INSTRUCTION
Consider the records below. How many of their lines include the word "signifie"? State the number and nothing else.

══ MATERIAL SHOWN ══

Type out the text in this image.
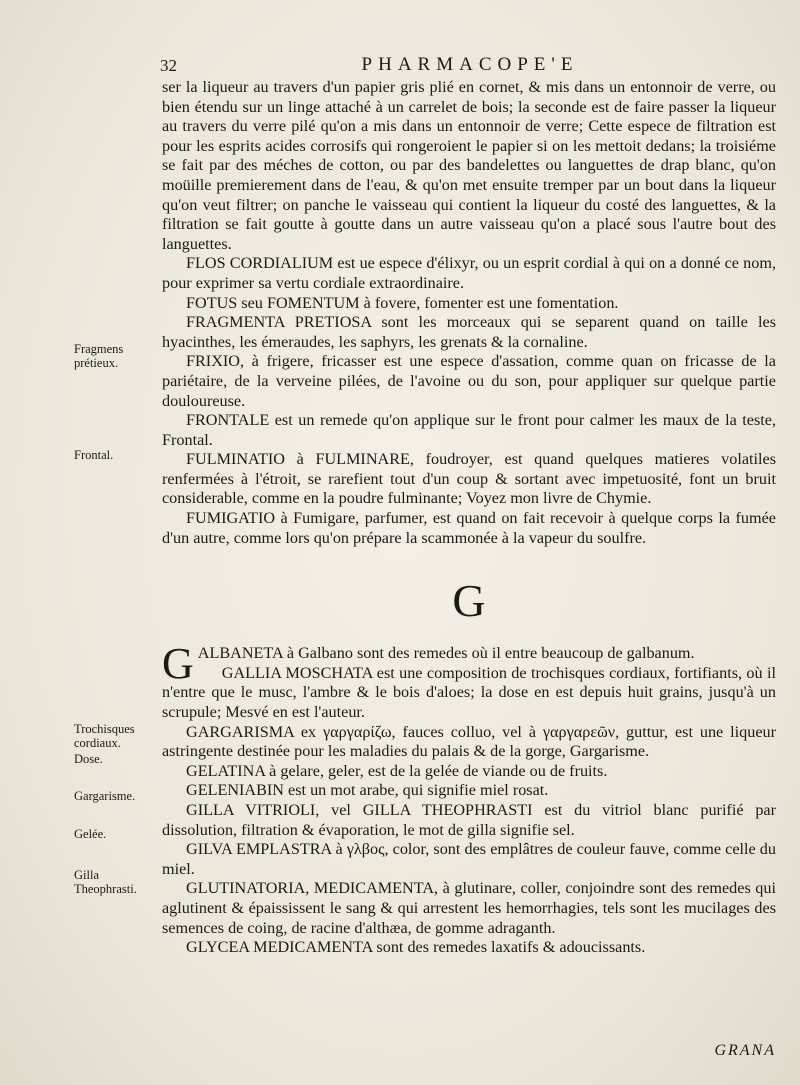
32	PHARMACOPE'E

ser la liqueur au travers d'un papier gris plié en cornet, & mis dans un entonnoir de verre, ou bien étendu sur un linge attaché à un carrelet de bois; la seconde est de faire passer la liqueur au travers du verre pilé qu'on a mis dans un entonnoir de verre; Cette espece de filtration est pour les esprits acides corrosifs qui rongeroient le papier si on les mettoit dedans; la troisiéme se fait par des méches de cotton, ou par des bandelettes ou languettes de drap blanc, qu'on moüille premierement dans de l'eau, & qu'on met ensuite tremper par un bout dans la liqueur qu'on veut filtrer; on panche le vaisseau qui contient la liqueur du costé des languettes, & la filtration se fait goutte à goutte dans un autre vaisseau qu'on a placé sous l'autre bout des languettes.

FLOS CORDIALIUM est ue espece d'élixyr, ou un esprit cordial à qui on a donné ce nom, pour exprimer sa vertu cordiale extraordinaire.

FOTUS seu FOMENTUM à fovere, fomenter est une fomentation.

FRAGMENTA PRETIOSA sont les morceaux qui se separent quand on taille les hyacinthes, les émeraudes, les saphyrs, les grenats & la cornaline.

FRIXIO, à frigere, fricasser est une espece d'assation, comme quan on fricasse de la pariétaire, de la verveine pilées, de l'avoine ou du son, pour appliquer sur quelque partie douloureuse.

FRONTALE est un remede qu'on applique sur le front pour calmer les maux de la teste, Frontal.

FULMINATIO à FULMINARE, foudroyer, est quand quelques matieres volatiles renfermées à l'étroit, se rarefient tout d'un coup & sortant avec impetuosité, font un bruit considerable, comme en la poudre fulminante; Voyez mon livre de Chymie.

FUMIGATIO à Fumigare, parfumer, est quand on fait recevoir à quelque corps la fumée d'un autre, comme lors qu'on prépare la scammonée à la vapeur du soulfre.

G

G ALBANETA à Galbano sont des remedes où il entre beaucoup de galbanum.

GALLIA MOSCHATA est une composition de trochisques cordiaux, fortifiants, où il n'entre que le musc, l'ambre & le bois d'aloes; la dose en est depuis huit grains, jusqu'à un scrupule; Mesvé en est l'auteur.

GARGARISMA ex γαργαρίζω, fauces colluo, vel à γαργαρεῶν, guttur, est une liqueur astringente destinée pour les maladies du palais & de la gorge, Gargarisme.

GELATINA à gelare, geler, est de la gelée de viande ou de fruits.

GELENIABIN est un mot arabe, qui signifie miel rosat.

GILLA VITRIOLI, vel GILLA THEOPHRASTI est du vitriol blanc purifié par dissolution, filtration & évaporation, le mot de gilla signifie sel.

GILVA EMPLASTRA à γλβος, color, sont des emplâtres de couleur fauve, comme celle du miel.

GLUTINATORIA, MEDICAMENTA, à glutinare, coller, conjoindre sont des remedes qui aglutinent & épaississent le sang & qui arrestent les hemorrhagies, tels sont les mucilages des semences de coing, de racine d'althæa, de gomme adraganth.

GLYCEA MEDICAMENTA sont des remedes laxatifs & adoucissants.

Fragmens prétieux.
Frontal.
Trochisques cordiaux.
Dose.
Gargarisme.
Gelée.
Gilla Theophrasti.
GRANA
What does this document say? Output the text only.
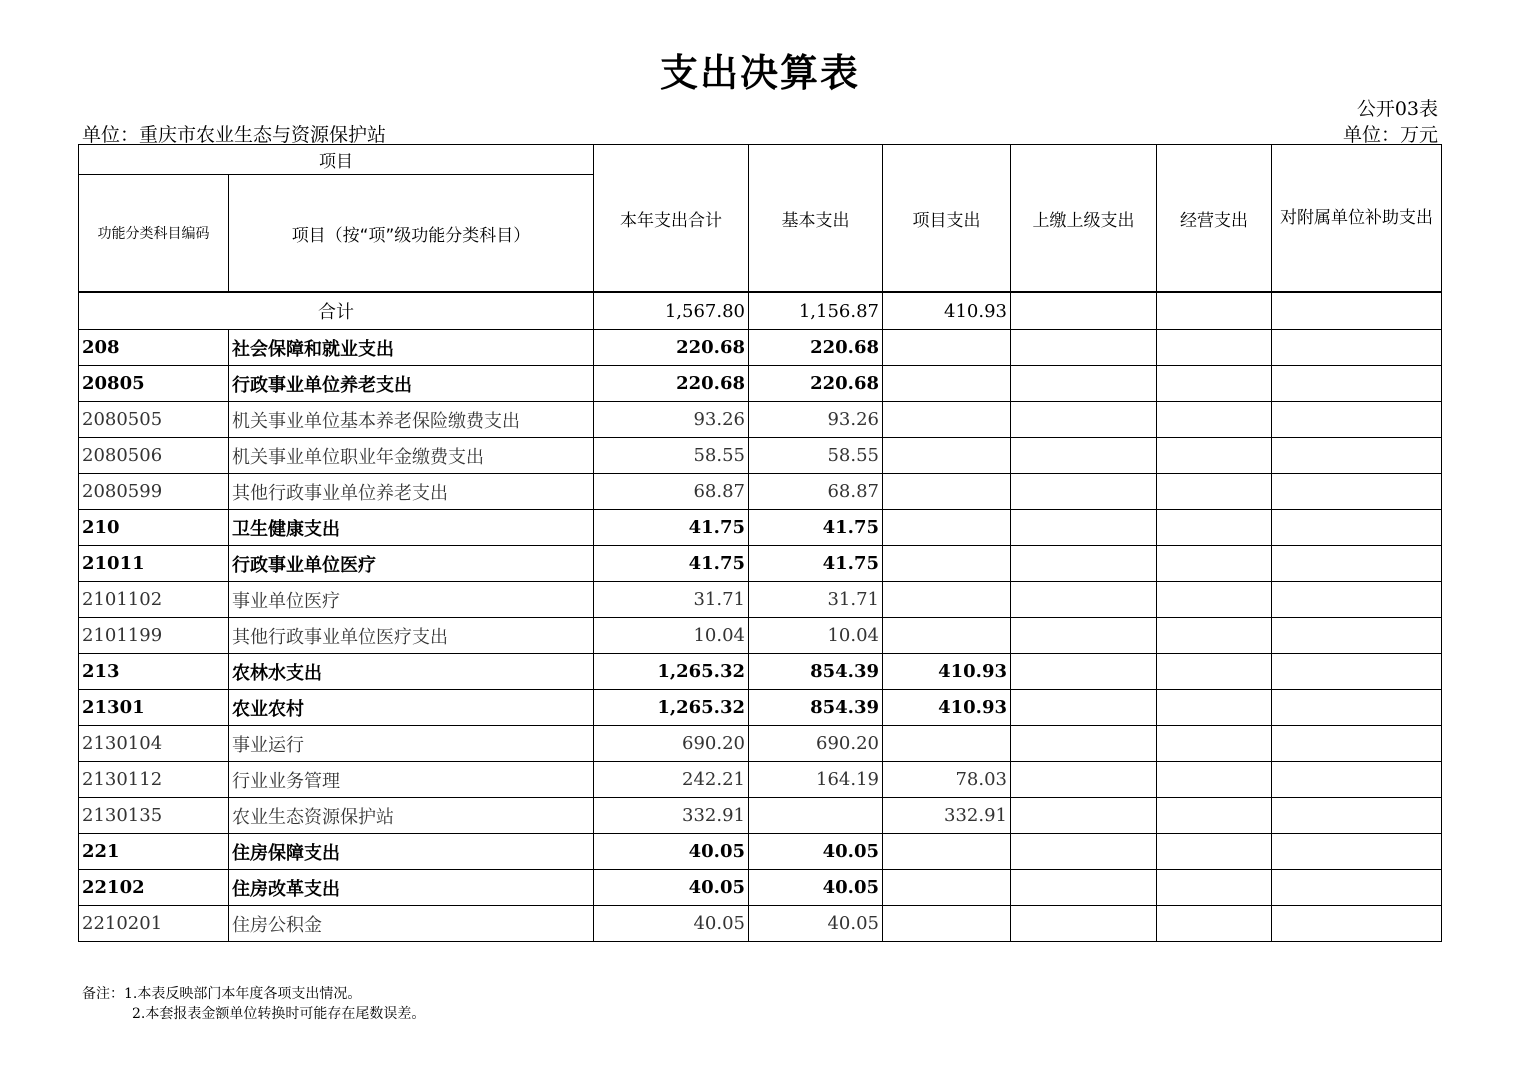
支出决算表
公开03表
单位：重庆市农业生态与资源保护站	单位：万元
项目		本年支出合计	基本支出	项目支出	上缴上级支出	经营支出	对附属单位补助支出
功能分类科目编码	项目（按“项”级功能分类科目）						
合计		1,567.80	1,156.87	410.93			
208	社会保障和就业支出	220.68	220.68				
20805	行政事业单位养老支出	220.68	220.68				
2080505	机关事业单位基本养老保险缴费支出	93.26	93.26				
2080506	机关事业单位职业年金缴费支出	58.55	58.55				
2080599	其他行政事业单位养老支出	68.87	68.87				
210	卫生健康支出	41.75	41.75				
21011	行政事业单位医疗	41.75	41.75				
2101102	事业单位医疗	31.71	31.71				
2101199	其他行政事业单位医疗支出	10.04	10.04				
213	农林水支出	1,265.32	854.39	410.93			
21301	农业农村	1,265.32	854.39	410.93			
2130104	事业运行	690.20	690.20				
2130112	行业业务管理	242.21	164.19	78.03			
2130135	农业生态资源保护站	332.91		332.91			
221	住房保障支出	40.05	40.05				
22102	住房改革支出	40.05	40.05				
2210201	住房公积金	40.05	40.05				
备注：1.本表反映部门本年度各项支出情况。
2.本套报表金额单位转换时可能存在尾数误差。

═══

SOLVED PROBLEM
2